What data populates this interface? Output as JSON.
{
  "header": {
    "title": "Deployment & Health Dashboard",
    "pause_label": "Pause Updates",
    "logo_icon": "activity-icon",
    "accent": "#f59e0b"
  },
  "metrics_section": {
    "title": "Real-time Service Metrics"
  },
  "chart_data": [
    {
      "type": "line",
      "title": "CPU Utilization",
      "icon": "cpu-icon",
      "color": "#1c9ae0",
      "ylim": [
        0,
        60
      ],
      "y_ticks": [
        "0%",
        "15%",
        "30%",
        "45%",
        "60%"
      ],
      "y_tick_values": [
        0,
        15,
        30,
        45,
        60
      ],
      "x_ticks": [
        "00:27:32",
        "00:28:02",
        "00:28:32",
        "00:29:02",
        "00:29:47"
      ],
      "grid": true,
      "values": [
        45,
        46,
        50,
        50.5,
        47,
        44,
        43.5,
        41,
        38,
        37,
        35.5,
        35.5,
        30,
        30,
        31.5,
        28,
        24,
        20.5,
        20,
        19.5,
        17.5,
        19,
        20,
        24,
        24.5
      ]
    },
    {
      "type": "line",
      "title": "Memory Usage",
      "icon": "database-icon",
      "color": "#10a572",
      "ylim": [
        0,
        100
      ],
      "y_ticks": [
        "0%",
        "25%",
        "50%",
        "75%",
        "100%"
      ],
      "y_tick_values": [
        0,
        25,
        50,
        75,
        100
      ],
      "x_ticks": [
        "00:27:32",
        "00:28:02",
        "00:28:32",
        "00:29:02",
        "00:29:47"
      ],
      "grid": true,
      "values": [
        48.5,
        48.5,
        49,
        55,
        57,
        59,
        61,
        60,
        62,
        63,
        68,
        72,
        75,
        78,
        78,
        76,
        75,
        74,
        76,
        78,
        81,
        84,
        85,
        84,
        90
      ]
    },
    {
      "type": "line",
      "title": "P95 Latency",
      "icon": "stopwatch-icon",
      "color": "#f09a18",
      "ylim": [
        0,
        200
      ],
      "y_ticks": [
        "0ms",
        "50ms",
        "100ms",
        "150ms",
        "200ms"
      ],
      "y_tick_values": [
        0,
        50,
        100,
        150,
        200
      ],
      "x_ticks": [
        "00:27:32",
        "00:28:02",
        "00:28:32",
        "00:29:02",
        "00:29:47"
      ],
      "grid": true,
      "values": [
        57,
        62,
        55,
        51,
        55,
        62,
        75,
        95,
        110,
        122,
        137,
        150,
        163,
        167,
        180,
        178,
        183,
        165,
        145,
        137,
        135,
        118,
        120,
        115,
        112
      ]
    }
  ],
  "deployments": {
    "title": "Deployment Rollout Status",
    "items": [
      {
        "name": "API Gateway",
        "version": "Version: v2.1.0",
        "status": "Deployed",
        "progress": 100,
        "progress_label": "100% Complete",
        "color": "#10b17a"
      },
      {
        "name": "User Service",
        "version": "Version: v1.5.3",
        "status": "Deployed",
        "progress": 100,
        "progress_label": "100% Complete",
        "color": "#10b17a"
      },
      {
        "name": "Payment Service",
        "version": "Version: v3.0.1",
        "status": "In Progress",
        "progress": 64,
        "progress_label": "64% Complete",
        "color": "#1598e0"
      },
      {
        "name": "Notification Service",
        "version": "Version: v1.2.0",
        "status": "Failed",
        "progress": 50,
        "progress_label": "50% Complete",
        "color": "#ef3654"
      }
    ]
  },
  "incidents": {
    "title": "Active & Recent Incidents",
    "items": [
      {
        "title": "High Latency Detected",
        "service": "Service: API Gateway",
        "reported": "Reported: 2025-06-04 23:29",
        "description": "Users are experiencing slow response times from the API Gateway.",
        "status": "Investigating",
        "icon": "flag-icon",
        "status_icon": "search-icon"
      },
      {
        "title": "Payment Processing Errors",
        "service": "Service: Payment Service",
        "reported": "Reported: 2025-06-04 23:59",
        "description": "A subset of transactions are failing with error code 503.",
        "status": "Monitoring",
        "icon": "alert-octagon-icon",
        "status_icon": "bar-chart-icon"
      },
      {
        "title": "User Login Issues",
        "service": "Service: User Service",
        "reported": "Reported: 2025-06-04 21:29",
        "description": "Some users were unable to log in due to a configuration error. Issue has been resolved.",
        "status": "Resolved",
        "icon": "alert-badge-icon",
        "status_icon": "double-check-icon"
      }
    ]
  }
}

→ Required work: Copy each line above that contains the word "reported".

→ Complete output:
        "reported": "Reported: 2025-06-04 23:29",
        "reported": "Reported: 2025-06-04 23:59",
        "reported": "Reported: 2025-06-04 21:29",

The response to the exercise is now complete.